--- WHAT YOU HAVE TO DO ---
Collect from the data below each line with "Vertrauen".

═══

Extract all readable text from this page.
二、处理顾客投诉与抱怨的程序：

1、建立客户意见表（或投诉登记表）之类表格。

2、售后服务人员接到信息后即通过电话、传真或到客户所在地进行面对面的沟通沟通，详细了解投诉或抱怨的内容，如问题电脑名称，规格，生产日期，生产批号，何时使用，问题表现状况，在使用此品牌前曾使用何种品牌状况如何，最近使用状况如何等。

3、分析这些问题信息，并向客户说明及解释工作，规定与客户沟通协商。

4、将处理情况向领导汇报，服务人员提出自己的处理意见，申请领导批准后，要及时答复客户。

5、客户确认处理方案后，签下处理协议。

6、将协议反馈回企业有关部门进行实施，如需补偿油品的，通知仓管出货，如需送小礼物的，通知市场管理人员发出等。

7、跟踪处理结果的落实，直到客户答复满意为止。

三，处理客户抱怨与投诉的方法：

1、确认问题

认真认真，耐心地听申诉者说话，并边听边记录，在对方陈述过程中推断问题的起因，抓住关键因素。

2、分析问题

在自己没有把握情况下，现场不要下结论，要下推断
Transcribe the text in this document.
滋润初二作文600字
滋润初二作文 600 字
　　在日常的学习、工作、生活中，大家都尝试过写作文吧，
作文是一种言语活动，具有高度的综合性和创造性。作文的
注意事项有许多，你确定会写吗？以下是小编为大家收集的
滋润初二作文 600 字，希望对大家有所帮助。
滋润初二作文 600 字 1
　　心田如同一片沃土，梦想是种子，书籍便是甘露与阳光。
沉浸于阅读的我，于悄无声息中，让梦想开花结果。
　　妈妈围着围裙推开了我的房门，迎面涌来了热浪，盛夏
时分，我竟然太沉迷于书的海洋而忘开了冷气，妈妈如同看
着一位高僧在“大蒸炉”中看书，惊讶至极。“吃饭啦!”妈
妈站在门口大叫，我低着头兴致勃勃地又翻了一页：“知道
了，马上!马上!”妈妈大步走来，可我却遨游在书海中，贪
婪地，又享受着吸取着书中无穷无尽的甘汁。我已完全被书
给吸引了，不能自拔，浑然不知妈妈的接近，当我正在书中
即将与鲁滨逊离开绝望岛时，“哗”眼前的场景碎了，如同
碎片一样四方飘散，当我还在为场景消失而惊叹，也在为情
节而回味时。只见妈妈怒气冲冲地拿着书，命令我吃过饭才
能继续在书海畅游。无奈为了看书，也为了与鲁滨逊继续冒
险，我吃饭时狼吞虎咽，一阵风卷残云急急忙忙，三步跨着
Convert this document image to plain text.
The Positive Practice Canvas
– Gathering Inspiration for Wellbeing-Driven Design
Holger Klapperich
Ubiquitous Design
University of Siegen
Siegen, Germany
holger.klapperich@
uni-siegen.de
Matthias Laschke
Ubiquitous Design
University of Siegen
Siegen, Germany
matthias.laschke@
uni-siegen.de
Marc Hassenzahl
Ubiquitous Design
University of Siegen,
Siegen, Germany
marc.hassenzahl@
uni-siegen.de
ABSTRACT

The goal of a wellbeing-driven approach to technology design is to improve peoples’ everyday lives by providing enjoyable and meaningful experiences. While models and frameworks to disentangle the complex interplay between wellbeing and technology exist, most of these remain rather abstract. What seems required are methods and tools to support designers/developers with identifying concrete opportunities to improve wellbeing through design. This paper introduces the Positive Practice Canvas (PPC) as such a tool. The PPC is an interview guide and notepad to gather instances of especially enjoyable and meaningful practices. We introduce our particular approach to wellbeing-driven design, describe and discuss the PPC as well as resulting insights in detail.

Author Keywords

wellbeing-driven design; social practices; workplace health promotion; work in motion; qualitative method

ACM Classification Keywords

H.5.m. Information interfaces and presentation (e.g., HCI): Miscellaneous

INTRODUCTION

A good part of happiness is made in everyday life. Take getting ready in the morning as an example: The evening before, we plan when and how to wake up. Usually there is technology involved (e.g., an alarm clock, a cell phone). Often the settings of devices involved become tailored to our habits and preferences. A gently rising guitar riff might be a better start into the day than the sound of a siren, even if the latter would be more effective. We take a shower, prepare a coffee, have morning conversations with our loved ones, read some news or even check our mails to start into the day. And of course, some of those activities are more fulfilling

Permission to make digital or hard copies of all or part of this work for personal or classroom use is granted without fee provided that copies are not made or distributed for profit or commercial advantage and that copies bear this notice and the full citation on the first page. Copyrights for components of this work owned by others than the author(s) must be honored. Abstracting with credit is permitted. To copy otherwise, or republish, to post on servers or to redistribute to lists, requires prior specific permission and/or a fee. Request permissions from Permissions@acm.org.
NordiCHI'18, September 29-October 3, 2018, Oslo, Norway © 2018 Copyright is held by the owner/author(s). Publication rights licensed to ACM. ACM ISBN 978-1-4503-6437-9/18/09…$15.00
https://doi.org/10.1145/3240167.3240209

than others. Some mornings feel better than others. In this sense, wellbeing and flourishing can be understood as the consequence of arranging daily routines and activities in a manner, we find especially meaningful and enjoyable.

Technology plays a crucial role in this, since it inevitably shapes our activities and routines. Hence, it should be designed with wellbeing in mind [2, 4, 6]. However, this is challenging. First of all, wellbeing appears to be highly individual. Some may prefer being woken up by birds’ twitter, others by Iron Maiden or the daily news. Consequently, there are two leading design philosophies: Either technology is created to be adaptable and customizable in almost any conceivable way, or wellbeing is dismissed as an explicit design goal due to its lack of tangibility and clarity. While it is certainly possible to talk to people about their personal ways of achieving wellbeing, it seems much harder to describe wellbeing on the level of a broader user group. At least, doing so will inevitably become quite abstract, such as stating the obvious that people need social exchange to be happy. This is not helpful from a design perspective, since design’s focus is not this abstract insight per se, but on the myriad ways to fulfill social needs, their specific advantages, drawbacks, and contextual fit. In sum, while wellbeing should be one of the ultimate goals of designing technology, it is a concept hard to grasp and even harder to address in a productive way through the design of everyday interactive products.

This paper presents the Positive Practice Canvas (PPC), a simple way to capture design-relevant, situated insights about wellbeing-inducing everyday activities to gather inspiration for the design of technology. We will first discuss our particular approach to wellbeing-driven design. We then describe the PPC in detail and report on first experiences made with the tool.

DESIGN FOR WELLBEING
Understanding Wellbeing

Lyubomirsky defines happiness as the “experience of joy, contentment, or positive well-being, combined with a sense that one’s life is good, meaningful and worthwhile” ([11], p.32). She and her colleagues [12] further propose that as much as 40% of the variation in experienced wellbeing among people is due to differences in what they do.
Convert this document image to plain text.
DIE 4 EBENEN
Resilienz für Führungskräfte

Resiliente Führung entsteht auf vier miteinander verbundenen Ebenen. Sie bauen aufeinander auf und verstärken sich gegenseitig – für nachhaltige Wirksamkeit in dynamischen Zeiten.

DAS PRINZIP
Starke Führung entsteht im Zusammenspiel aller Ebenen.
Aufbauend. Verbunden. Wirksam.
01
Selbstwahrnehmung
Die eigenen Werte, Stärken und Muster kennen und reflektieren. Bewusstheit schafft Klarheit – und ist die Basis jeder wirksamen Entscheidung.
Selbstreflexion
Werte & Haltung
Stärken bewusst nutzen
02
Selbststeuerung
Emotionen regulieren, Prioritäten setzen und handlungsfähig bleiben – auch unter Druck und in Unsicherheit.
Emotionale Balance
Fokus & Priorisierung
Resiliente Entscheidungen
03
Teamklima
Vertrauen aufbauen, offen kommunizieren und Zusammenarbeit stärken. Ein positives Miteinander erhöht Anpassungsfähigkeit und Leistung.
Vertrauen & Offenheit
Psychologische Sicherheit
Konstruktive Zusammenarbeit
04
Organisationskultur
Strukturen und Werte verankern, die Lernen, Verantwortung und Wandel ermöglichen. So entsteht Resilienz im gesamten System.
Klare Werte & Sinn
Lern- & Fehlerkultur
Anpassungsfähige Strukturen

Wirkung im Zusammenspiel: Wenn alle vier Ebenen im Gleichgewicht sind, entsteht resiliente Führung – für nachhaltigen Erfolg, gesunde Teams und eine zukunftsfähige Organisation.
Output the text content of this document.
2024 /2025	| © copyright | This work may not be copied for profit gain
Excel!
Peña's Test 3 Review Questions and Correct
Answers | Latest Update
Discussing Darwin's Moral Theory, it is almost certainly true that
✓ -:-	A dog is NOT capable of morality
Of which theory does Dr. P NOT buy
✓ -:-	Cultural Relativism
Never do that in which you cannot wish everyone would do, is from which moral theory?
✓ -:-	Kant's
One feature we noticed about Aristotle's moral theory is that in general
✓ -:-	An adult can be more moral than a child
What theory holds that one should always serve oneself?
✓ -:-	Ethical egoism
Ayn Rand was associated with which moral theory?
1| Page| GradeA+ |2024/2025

═══

--- REPLY TO THE EXERCISE ---
Vertrauen aufbauen, offen kommunizieren und Zusammenarbeit stärken. Ein positives Miteinander erhöht Anpassungsfähigkeit und Leistung.
Vertrauen & Offenheit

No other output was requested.